▶ **TASK TO CARRY OUT**
Search the data for the word "JSON" and copy every line where it occurs.

· · ·

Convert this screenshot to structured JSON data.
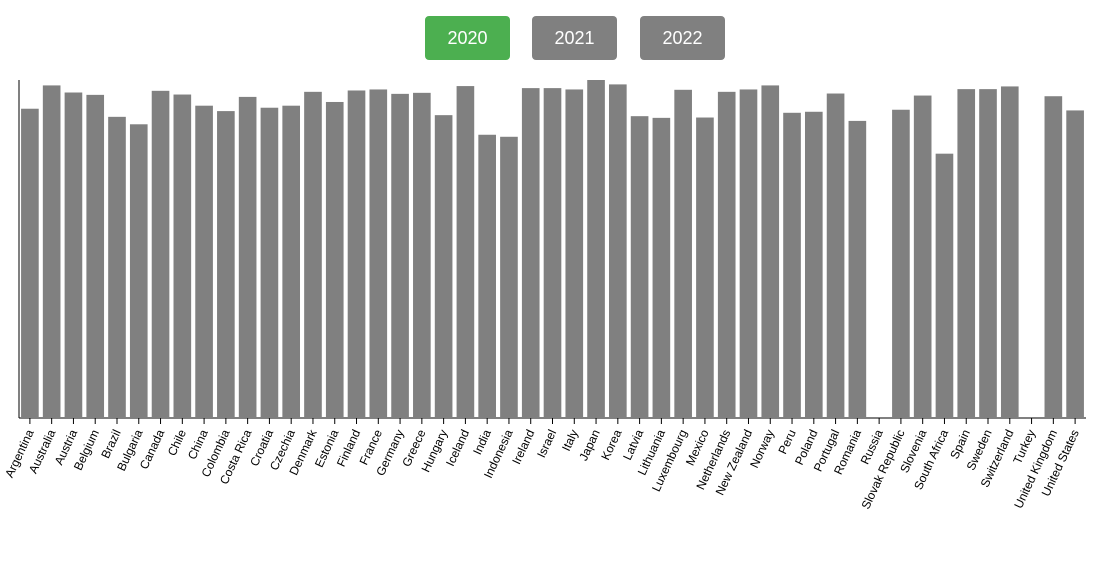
{
  "controls": {
    "years": [
      {
        "label": "2020",
        "active": true
      },
      {
        "label": "2021",
        "active": false
      },
      {
        "label": "2022",
        "active": false
      }
    ],
    "active_color": "#4caf50",
    "inactive_color": "#808080"
  },
  "chart_data": {
    "type": "bar",
    "bar_color": "#808080",
    "grid": false,
    "ylim": [
      0,
      100
    ],
    "categories": [
      "Argentina",
      "Australia",
      "Austria",
      "Belgium",
      "Brazil",
      "Bulgaria",
      "Canada",
      "Chile",
      "China",
      "Colombia",
      "Costa Rica",
      "Croatia",
      "Czechia",
      "Denmark",
      "Estonia",
      "Finland",
      "France",
      "Germany",
      "Greece",
      "Hungary",
      "Iceland",
      "India",
      "Indonesia",
      "Ireland",
      "Israel",
      "Italy",
      "Japan",
      "Korea",
      "Latvia",
      "Lithuania",
      "Luxembourg",
      "Mexico",
      "Netherlands",
      "New Zealand",
      "Norway",
      "Peru",
      "Poland",
      "Portugal",
      "Romania",
      "Russia",
      "Slovak Republic",
      "Slovenia",
      "South Africa",
      "Spain",
      "Sweden",
      "Switzerland",
      "Turkey",
      "United Kingdom",
      "United States"
    ],
    "values": [
      91.5,
      98.4,
      96.3,
      95.6,
      89.1,
      86.9,
      96.8,
      95.7,
      92.4,
      90.8,
      95.0,
      91.8,
      92.4,
      96.5,
      93.5,
      96.9,
      97.2,
      95.9,
      96.2,
      89.6,
      98.2,
      83.8,
      83.2,
      97.6,
      97.6,
      97.2,
      100.0,
      98.7,
      89.3,
      88.8,
      97.1,
      88.9,
      96.5,
      97.2,
      98.4,
      90.3,
      90.6,
      96.0,
      87.9,
      null,
      91.2,
      95.4,
      78.2,
      97.3,
      97.3,
      98.1,
      null,
      95.2,
      91.0
    ]
  }
}
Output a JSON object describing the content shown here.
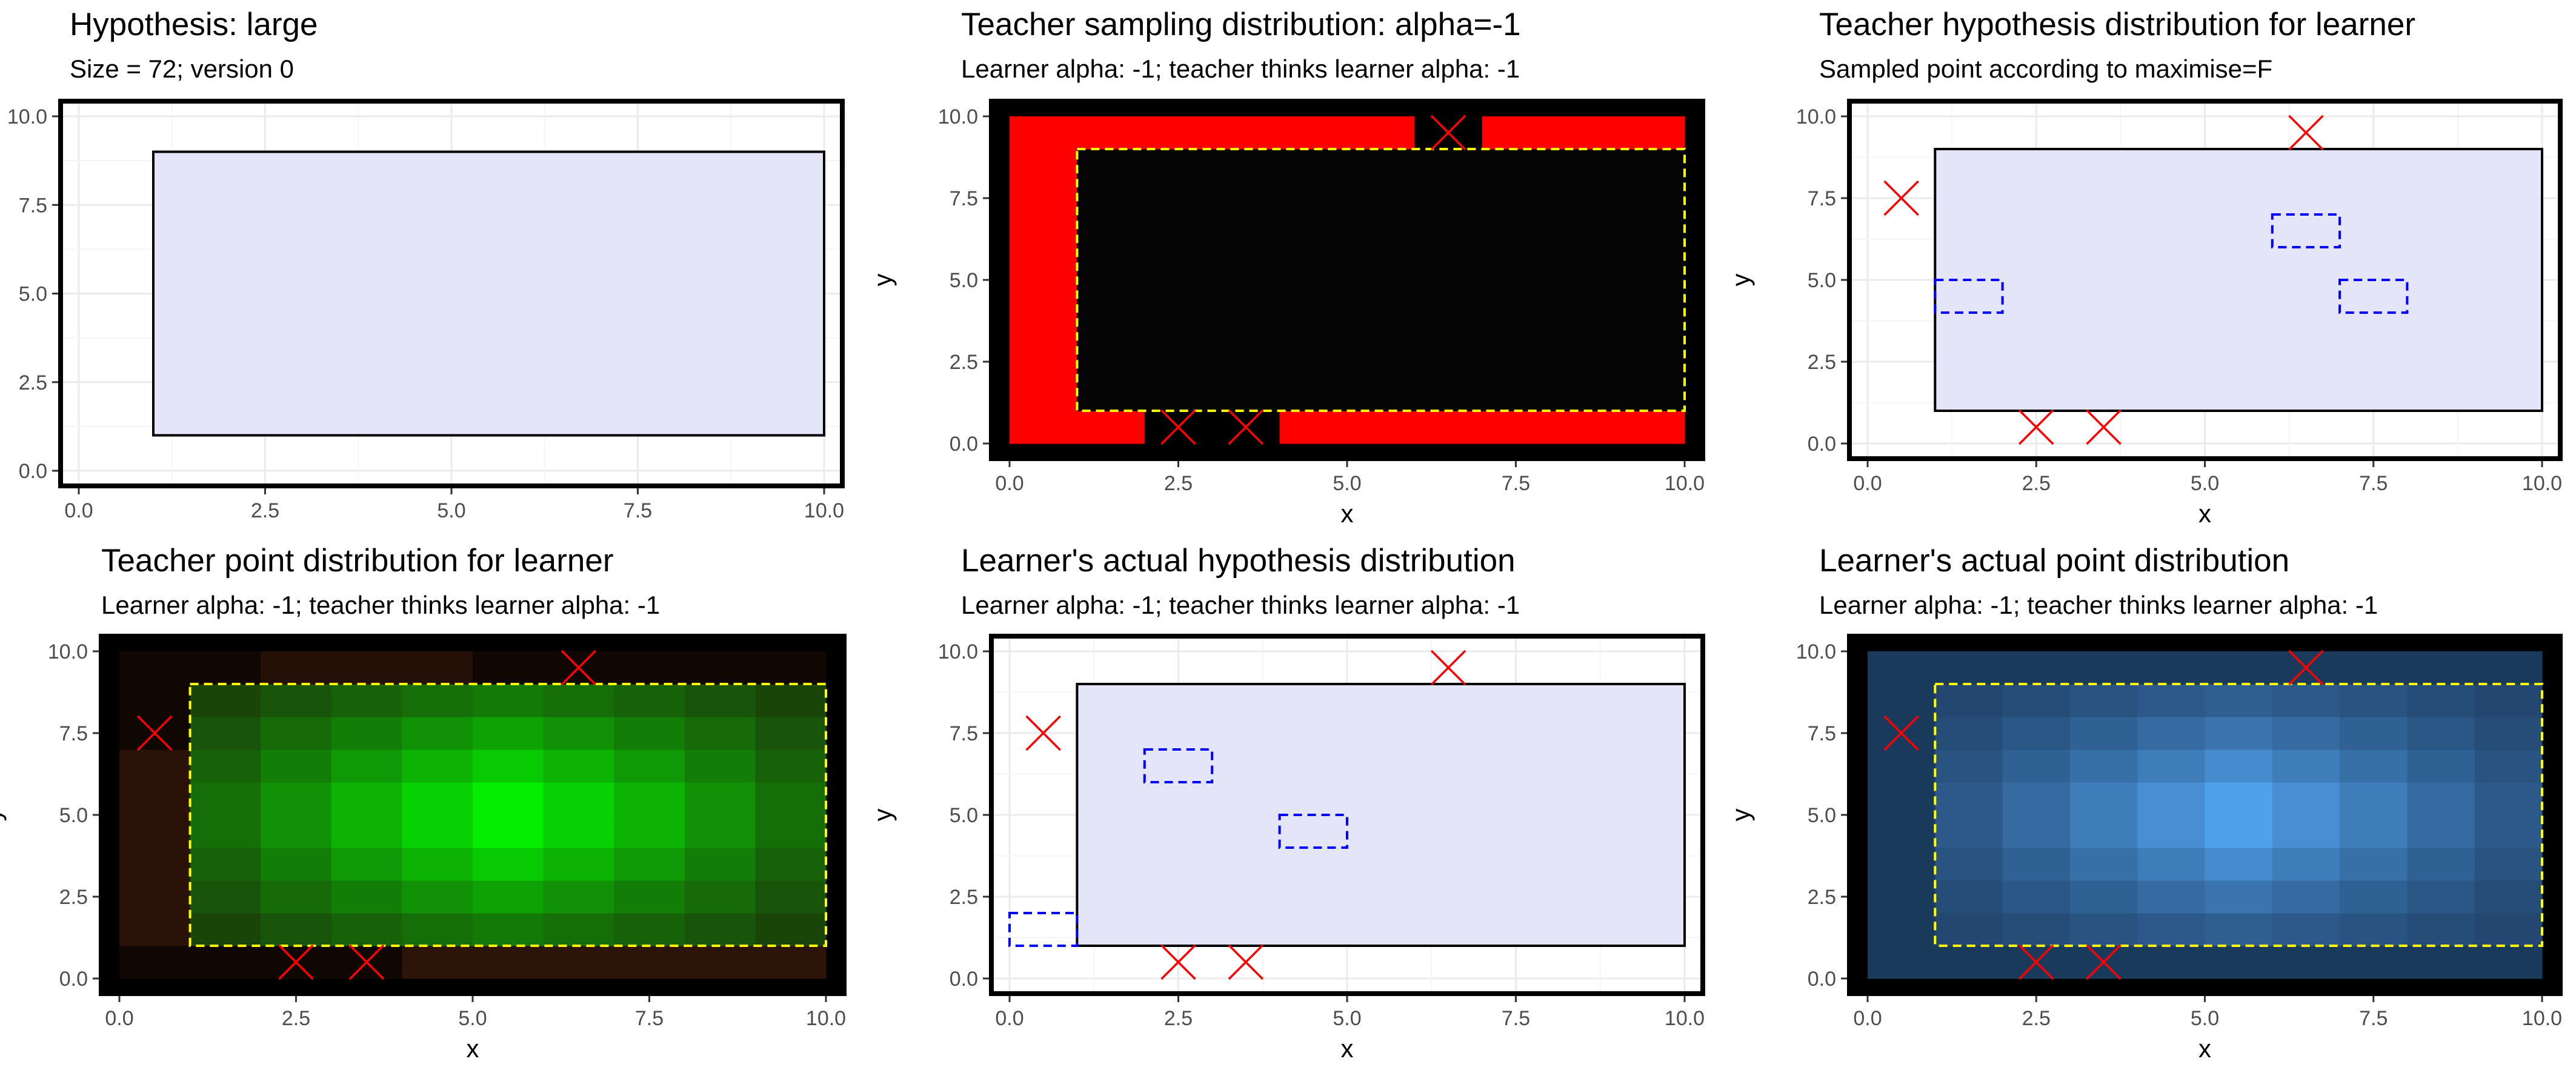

· · ·

▶ **COMPLETED TASK**
Convert this screenshot to structured JSON data.
Output a JSON object describing the content shown here.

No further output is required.